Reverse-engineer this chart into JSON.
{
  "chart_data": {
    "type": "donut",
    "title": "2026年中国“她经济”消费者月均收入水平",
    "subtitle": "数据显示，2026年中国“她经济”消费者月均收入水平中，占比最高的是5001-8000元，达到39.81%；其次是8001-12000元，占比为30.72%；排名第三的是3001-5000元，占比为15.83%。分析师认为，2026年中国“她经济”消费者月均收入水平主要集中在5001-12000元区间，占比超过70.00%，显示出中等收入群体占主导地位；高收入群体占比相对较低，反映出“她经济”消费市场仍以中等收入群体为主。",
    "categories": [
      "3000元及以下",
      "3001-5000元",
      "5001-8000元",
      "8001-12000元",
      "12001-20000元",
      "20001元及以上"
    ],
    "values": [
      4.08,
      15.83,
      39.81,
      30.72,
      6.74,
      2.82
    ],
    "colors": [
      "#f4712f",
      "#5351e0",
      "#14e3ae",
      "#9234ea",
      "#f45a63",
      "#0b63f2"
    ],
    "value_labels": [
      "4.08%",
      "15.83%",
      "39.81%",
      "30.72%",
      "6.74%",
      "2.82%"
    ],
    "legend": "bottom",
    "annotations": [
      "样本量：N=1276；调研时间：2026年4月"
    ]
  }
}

━━━━━━━━

_Task instructions_. Above are the records; copy all of them exactly.

_Output below_.
Reverse-engineer this chart into JSON.
{
  "chart_data": {
    "type": "donut",
    "title": "2026年中国“她经济”消费者月均收入水平",
    "subtitle": "数据显示，2026年中国“她经济”消费者月均收入水平中，占比最高的是5001-8000元，达到39.81%；其次是8001-12000元，占比为30.72%；排名第三的是3001-5000元，占比为15.83%。分析师认为，2026年中国“她经济”消费者月均收入水平主要集中在5001-12000元区间，占比超过70.00%，显示出中等收入群体占主导地位；高收入群体占比相对较低，反映出“她经济”消费市场仍以中等收入群体为主。",
    "categories": [
      "3000元及以下",
      "3001-5000元",
      "5001-8000元",
      "8001-12000元",
      "12001-20000元",
      "20001元及以上"
    ],
    "values": [
      4.08,
      15.83,
      39.81,
      30.72,
      6.74,
      2.82
    ],
    "colors": [
      "#f4712f",
      "#5351e0",
      "#14e3ae",
      "#9234ea",
      "#f45a63",
      "#0b63f2"
    ],
    "value_labels": [
      "4.08%",
      "15.83%",
      "39.81%",
      "30.72%",
      "6.74%",
      "2.82%"
    ],
    "legend": "bottom",
    "annotations": [
      "样本量：N=1276；调研时间：2026年4月"
    ]
  }
}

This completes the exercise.